### The problem
Find each line with the word "value" and say how many there are, nothing else.

### Information shown
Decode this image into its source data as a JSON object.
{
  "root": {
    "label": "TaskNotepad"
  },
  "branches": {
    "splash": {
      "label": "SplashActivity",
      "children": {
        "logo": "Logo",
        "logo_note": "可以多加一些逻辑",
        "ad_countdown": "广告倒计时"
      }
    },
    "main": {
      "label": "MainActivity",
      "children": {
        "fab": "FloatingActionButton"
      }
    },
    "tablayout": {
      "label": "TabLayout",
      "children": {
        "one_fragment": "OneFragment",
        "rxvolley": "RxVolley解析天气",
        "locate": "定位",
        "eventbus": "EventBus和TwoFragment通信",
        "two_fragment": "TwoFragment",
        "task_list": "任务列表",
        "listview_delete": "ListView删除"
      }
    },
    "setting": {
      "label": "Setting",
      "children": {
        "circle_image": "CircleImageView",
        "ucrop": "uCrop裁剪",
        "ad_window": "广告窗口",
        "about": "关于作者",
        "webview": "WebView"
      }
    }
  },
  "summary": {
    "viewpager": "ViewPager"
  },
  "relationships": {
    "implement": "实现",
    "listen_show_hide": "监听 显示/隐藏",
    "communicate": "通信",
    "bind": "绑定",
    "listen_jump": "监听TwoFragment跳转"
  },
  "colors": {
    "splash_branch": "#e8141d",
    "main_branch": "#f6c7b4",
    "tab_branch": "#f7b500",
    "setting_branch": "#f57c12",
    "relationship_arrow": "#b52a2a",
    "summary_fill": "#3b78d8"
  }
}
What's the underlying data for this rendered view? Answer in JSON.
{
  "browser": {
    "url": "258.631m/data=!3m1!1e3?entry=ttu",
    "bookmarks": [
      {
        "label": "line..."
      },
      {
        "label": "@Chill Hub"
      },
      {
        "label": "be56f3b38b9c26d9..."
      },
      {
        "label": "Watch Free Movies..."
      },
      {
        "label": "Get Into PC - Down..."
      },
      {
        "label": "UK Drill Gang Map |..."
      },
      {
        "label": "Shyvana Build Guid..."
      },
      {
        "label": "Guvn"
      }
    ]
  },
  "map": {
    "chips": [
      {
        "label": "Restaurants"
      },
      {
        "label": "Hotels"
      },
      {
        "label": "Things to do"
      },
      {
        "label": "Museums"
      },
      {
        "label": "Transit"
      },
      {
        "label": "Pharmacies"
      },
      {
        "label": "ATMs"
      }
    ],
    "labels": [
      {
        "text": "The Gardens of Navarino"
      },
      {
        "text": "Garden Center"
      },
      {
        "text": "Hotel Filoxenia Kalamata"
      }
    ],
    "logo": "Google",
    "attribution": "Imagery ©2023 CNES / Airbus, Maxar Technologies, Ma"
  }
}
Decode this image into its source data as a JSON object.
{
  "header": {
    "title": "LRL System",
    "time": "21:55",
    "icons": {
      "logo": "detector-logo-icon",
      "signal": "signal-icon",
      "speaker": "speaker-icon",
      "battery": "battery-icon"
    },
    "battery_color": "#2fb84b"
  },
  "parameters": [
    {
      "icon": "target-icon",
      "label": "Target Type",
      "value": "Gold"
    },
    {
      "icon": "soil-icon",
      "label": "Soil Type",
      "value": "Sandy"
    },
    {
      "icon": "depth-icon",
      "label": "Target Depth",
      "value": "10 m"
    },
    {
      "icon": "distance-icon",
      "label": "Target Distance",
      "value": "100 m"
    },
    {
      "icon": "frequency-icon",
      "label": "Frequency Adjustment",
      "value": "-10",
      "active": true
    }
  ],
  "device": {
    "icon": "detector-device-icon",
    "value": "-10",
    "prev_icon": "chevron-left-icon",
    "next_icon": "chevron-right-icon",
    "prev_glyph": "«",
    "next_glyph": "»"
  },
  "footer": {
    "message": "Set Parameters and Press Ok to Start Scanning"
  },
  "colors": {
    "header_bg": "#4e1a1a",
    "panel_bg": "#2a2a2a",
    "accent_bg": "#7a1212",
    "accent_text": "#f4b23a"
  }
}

### Task solution
6